Check every line of the entries that follow, and copy the ones containing "World".
------------------------------------
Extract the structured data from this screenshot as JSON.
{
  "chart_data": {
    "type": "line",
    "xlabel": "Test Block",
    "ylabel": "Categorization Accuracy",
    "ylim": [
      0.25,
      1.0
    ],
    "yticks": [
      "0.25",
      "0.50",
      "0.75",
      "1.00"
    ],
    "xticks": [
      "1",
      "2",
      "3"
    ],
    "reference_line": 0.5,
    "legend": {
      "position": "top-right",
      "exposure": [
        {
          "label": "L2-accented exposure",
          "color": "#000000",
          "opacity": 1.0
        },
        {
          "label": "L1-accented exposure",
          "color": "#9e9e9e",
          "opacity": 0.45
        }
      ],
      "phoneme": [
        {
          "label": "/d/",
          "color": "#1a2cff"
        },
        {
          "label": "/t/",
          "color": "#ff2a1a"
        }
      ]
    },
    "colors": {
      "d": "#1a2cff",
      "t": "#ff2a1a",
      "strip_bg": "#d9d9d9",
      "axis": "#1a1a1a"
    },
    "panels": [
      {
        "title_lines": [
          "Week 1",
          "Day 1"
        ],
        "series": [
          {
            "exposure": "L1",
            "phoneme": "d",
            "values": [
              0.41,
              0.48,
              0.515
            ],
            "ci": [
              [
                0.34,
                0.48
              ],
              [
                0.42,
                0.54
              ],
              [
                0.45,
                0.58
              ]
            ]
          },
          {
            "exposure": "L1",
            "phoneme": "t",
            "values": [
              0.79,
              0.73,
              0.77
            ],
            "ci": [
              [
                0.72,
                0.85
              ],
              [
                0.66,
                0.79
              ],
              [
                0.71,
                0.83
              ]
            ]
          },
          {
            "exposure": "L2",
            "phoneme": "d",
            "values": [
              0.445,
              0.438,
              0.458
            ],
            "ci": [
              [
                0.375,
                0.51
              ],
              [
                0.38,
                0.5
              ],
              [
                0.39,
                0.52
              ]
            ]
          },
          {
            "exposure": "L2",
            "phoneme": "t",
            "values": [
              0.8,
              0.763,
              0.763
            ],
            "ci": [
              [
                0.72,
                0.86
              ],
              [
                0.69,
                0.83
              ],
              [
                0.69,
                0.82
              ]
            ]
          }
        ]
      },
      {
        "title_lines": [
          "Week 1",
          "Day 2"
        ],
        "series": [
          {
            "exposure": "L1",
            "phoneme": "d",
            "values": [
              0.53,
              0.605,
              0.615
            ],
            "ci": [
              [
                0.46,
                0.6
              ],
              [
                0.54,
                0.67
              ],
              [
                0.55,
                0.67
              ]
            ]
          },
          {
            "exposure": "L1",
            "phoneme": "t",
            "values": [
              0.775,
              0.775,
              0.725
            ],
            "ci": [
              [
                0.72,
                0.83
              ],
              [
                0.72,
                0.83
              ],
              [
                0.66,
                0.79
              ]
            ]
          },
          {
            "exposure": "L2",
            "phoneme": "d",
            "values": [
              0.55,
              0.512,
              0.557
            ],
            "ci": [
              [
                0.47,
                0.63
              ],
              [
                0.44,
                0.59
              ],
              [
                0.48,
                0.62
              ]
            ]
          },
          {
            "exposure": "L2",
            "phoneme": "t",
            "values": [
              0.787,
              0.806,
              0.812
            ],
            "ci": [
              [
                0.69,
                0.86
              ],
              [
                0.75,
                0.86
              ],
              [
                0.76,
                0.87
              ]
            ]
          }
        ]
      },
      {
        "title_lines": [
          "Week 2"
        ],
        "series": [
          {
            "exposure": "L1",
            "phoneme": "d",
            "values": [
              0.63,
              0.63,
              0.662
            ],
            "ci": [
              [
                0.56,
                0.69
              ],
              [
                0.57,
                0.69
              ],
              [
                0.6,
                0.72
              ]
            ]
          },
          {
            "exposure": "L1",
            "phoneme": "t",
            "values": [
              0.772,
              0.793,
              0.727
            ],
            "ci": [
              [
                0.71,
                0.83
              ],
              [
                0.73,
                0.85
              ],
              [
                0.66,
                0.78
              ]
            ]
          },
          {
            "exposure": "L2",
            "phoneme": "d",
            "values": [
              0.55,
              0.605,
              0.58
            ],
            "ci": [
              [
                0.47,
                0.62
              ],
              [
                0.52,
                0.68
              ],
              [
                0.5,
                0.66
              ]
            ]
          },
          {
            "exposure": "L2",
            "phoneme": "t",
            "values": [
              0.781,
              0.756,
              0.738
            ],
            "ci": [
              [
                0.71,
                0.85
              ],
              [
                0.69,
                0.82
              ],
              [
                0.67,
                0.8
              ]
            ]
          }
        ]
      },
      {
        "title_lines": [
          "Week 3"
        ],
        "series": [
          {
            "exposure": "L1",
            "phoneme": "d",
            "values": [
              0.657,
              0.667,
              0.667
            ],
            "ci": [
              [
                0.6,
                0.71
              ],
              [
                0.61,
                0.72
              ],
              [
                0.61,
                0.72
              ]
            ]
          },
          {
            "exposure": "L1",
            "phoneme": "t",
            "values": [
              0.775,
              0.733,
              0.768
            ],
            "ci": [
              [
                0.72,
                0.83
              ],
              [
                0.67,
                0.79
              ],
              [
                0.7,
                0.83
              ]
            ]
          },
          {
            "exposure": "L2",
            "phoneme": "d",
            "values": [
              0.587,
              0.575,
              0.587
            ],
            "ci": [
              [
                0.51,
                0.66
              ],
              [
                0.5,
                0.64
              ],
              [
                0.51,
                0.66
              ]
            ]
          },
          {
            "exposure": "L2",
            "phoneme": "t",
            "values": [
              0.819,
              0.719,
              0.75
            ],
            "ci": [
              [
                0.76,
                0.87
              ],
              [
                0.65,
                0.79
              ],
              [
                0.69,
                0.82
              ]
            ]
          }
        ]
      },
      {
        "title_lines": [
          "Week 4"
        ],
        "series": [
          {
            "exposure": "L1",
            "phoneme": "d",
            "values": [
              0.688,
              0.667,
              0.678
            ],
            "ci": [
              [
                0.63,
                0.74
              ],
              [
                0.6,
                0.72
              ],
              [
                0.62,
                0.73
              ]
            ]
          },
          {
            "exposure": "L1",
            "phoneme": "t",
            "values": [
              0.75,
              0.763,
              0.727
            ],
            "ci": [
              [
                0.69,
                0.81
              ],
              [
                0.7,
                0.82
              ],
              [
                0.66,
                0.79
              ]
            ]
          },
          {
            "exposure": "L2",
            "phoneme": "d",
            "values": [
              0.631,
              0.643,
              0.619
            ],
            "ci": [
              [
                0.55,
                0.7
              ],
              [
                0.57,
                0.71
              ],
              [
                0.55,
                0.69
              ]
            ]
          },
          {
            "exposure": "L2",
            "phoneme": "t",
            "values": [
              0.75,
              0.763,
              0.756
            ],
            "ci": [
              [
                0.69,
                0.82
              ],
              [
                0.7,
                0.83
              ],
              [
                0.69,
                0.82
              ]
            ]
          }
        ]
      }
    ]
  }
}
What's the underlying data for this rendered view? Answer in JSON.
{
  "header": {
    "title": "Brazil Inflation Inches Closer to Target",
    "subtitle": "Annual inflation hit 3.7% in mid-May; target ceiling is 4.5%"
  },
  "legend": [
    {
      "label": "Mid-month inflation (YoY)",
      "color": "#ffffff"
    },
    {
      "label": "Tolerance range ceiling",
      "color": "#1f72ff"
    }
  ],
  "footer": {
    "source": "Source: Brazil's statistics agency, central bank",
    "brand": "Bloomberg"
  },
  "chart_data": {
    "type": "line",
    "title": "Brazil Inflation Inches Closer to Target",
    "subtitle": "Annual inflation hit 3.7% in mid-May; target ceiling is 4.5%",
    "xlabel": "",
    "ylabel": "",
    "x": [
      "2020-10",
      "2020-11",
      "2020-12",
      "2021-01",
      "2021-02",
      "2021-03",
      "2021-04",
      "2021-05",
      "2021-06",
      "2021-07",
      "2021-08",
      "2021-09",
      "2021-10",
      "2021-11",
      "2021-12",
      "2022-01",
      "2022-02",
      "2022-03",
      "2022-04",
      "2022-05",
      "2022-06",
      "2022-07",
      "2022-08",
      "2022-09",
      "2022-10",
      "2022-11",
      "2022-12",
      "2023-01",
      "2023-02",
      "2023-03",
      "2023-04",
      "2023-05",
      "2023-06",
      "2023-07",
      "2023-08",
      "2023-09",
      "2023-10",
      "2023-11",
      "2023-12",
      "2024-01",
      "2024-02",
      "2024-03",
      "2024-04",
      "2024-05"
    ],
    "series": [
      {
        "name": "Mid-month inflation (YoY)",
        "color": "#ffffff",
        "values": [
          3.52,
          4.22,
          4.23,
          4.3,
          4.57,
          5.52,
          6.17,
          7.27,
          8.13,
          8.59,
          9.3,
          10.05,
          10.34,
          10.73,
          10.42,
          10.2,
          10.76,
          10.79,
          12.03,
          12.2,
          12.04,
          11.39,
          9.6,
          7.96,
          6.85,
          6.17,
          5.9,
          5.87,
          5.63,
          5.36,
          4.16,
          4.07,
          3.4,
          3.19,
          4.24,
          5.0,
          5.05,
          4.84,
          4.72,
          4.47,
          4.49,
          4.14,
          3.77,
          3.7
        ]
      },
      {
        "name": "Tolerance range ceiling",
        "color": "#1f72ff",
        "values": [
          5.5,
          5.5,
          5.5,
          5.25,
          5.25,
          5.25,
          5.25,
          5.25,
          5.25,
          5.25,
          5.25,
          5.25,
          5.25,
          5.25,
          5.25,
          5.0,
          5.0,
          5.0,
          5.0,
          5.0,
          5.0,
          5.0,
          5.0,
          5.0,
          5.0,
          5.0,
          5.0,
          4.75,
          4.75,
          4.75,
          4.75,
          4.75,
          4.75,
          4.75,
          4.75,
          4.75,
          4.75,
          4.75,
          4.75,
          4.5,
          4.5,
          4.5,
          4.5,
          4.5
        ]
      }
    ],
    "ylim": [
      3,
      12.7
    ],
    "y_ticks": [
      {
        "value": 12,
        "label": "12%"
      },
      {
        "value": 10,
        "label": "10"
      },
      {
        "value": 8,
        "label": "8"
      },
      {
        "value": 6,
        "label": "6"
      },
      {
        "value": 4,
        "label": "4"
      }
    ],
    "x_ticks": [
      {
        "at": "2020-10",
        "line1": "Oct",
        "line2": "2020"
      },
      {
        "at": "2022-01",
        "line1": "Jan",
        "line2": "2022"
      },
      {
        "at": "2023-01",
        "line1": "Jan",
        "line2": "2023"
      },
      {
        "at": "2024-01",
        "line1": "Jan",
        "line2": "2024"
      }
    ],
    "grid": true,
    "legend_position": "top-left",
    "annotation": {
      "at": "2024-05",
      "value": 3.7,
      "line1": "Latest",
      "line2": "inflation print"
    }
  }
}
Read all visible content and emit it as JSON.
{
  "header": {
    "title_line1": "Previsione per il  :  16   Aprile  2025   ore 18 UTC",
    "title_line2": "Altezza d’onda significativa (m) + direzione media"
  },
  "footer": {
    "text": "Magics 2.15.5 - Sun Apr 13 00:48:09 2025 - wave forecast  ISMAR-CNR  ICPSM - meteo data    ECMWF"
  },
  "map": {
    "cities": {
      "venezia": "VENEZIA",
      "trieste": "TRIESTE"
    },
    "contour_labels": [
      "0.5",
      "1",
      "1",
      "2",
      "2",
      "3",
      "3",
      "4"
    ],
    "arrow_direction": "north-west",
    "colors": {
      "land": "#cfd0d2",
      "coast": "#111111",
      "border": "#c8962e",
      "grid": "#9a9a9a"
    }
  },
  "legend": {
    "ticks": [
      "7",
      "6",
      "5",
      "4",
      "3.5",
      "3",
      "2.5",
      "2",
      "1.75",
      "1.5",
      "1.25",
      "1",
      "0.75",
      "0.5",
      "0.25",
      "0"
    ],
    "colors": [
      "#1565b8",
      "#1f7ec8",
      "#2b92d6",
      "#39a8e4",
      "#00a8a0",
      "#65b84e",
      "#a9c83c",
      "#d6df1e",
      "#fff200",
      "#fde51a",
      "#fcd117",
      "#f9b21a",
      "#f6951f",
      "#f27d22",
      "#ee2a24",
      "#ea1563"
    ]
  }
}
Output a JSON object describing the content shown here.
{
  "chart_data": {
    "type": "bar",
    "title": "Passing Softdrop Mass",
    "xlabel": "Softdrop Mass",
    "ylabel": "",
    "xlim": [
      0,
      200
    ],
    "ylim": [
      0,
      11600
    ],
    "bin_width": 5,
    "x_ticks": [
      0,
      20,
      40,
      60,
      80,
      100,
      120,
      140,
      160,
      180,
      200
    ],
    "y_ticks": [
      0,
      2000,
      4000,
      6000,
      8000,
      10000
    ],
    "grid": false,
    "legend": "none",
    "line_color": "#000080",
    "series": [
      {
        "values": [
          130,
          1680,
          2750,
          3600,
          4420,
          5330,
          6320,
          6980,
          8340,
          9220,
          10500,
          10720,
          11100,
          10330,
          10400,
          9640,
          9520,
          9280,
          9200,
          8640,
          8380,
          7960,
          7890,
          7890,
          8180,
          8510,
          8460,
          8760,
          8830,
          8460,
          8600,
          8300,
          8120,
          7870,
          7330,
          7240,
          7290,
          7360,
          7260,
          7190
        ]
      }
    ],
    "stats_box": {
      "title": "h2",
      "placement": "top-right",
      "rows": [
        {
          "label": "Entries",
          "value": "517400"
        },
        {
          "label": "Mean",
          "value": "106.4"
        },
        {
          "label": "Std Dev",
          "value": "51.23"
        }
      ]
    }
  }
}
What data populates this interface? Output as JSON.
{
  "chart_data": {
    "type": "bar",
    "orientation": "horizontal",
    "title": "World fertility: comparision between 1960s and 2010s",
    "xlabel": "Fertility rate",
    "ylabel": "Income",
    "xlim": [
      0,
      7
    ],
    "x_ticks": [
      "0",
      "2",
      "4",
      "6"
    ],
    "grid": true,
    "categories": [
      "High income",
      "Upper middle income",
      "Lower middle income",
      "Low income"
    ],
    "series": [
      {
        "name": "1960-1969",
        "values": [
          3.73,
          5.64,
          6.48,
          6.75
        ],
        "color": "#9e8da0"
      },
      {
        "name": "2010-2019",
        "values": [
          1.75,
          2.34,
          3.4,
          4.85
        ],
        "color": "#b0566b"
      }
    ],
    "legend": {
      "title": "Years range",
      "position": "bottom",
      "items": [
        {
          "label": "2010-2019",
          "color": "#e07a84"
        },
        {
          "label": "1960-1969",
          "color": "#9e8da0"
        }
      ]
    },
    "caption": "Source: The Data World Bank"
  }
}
------------------------------------
§ **Task result**:
    "title": "World fertility: comparision between 1960s and 2010s",
    "caption": "Source: The Data World Bank"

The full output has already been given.